## START Material
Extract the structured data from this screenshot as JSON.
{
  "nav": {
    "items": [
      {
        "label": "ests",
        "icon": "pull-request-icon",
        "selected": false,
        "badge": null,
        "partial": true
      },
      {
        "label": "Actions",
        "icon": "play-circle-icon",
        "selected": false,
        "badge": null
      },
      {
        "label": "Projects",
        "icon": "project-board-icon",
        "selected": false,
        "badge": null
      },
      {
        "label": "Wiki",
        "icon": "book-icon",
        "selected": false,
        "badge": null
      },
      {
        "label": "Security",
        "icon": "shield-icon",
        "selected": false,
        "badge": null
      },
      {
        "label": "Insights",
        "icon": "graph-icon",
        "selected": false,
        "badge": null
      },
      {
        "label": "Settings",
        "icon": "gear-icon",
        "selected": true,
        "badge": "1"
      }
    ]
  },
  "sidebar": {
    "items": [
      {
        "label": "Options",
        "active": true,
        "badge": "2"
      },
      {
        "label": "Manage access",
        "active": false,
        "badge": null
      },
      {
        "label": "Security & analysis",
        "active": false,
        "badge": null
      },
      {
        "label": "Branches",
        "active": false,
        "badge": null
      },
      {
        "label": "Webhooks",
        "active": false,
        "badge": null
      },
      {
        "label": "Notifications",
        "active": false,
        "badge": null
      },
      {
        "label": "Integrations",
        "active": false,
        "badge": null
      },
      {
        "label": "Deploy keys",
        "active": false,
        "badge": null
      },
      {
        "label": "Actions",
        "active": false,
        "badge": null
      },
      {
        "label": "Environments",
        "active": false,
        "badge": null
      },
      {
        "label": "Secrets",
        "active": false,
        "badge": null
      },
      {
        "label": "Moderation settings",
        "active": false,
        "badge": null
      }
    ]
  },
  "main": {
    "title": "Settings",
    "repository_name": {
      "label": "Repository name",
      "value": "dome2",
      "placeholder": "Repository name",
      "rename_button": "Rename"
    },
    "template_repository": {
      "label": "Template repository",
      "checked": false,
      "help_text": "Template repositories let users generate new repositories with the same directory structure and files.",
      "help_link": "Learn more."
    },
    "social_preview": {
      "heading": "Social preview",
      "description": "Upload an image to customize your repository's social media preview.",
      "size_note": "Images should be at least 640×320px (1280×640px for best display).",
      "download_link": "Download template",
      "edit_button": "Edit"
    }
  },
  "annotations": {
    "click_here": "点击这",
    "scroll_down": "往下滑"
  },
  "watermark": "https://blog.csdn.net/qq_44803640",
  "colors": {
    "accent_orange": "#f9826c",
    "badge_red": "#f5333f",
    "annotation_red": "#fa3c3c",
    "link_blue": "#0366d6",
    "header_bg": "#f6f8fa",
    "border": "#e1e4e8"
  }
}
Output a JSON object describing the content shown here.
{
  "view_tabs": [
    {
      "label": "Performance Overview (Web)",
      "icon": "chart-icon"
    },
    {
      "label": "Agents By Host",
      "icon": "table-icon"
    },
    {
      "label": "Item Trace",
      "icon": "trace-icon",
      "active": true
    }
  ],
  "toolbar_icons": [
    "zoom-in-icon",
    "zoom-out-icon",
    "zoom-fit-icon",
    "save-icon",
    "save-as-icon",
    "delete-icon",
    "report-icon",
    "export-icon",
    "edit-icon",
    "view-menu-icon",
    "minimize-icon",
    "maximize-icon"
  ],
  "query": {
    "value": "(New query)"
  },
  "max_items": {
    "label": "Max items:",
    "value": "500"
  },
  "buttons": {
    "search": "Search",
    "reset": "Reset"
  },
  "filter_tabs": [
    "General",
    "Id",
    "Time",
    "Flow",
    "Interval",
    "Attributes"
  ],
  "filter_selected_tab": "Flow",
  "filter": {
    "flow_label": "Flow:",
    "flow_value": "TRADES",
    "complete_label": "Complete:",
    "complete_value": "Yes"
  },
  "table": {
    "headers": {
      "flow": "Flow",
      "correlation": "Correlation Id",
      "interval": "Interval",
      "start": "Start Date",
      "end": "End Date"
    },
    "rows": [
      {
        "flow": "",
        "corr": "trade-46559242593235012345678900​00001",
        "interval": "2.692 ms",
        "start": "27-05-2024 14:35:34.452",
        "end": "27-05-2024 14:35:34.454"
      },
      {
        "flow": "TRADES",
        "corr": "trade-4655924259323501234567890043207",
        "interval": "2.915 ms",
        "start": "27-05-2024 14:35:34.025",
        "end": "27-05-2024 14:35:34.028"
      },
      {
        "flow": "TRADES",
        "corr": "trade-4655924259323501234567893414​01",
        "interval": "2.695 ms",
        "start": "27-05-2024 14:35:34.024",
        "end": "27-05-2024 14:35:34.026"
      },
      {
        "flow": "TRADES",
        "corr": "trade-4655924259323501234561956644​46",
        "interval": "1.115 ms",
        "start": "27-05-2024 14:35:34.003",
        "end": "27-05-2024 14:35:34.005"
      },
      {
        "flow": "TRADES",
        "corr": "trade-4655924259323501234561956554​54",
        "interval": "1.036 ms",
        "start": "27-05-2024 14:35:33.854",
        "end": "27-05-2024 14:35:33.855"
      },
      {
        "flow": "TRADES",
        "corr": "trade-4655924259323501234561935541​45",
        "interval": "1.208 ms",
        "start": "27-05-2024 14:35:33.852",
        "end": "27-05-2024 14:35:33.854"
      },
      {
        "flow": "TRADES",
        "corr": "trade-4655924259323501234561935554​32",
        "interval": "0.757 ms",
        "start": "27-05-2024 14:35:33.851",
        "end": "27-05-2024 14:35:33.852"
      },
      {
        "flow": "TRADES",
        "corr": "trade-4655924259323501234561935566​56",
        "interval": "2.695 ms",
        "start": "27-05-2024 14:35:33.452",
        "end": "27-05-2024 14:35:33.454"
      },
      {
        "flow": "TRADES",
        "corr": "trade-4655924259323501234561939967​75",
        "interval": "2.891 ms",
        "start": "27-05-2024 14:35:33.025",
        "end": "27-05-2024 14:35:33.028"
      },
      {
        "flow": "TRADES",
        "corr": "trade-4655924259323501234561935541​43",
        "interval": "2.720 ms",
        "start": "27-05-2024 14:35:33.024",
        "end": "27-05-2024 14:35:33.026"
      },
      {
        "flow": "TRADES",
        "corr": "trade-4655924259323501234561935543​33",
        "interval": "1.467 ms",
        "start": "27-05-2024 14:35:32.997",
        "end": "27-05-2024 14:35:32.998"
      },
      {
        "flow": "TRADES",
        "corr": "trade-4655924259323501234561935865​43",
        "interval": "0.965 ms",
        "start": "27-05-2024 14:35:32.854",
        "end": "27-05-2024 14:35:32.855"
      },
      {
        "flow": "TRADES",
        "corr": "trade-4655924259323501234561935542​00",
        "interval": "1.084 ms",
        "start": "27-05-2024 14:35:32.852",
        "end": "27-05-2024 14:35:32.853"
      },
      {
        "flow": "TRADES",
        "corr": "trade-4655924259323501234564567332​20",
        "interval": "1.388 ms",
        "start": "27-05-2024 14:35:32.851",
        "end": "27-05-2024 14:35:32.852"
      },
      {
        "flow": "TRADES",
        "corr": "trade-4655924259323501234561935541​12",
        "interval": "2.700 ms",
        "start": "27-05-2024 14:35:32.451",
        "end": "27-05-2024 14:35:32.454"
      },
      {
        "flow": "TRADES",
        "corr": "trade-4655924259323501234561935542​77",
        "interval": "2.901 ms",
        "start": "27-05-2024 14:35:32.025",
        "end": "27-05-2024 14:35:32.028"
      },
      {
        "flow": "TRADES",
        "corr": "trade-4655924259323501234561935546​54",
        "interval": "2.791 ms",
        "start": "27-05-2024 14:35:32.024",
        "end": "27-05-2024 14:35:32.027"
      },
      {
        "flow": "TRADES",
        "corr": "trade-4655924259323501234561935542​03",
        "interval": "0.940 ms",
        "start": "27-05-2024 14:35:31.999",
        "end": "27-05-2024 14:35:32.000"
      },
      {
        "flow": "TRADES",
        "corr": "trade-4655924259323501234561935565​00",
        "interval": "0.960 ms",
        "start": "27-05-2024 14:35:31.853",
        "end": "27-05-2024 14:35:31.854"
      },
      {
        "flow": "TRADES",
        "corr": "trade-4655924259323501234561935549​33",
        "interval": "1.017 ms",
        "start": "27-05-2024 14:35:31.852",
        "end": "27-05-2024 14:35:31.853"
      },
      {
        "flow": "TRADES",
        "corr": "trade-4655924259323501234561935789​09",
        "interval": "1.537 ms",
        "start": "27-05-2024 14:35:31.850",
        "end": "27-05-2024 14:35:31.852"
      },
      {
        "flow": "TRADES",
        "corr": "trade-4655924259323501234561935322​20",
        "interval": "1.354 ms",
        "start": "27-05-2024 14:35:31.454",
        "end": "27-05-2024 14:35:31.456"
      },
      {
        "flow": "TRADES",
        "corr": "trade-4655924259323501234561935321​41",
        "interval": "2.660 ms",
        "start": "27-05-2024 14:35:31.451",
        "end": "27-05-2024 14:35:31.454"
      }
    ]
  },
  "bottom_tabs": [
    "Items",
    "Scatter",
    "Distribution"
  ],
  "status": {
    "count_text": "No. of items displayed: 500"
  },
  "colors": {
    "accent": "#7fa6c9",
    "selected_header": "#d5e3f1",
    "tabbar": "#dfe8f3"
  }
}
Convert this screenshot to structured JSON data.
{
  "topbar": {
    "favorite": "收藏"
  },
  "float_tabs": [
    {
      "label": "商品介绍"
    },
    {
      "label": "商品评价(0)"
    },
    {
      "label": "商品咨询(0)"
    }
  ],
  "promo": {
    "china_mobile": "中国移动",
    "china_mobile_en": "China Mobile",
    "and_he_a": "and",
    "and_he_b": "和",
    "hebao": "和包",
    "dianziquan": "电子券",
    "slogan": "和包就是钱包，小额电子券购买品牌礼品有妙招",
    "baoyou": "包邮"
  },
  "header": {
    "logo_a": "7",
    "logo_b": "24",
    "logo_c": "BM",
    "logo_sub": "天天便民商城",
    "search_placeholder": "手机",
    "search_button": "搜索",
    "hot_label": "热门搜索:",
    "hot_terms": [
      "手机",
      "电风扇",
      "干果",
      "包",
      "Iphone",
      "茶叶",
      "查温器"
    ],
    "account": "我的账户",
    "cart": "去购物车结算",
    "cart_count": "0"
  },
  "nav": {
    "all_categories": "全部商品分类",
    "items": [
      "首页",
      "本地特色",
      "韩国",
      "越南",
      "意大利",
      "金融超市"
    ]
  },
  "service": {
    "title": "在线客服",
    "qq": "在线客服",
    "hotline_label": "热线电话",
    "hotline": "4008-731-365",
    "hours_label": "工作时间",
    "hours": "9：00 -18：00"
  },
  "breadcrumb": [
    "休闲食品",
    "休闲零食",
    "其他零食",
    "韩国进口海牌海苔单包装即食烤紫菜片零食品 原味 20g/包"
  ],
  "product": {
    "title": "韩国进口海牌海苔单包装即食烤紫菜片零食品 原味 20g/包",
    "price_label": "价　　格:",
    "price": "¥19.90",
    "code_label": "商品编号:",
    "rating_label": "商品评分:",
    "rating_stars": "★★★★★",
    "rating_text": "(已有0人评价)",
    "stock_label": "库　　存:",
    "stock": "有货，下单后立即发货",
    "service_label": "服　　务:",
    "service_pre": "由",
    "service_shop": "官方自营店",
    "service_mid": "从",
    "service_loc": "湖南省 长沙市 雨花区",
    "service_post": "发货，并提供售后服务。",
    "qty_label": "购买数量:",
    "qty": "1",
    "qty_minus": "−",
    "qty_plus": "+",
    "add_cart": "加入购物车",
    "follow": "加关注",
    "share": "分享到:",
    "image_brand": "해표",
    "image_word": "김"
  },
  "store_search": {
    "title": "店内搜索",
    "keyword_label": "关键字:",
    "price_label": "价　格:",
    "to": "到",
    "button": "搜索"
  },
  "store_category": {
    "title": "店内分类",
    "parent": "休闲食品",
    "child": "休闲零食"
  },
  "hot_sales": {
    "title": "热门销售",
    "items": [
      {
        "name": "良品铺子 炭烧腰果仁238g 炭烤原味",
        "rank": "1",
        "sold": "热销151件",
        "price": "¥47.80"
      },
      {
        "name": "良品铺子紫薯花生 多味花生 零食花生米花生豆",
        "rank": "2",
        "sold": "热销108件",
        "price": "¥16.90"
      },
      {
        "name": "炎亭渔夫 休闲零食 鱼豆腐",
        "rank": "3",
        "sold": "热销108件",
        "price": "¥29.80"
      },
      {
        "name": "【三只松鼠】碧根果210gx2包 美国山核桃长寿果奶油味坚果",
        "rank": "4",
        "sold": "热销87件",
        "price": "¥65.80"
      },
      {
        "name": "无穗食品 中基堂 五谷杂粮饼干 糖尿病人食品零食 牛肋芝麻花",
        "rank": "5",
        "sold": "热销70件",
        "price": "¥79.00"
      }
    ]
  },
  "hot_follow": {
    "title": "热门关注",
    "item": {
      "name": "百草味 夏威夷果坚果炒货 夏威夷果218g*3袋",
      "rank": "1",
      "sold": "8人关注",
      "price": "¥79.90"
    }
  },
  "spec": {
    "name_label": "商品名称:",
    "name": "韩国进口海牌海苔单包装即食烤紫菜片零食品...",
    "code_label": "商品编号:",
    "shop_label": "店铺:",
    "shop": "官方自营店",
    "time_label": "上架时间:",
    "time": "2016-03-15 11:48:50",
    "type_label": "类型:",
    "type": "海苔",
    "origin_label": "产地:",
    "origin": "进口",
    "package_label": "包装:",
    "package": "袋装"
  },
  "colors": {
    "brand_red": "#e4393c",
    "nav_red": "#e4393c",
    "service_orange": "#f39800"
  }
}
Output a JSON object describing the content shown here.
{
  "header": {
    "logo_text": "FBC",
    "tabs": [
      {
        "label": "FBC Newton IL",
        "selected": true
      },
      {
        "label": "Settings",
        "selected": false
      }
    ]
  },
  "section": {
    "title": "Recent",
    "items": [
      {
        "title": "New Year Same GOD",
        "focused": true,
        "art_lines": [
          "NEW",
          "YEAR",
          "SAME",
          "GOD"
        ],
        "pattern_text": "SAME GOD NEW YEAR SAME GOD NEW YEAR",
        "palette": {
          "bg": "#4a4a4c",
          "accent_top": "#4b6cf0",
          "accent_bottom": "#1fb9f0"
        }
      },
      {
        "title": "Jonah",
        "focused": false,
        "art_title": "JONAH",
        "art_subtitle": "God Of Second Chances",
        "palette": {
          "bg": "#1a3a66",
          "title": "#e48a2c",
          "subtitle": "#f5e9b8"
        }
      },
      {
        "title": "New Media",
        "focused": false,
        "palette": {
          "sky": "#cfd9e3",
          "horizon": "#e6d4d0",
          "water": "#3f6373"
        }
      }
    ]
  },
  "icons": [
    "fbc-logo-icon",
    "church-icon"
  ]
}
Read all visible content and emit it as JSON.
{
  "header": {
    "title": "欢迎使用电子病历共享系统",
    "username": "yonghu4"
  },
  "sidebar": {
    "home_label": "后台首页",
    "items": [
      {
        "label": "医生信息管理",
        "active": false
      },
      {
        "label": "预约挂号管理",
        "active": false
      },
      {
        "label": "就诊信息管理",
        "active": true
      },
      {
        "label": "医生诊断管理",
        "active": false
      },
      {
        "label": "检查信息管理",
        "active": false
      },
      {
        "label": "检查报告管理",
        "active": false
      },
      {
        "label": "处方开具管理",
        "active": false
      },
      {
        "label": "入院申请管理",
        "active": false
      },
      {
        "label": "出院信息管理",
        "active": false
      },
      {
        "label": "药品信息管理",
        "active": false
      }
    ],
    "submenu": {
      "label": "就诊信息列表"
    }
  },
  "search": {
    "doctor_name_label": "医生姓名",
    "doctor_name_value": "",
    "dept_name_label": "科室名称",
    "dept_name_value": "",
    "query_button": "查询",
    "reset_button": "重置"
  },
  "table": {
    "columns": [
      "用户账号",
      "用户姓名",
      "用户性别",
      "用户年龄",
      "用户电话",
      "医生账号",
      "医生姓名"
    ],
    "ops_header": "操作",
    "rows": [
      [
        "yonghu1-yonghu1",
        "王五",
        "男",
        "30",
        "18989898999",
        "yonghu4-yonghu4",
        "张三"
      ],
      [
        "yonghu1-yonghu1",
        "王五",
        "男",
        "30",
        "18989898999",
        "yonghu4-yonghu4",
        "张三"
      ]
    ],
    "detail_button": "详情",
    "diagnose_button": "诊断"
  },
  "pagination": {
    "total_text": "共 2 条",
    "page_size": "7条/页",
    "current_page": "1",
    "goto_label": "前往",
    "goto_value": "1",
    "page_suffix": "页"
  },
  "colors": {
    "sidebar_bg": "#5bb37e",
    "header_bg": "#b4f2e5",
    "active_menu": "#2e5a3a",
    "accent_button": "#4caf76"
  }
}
## END Material
> [Your task]:
Each line in the listing above that contains "JSON" should be copied.

> [Response to this exercise]:
Extract the structured data from this screenshot as JSON.
Output a JSON object describing the content shown here.
Convert this screenshot to structured JSON data.
Output a JSON object describing the content shown here.
Read all visible content and emit it as JSON.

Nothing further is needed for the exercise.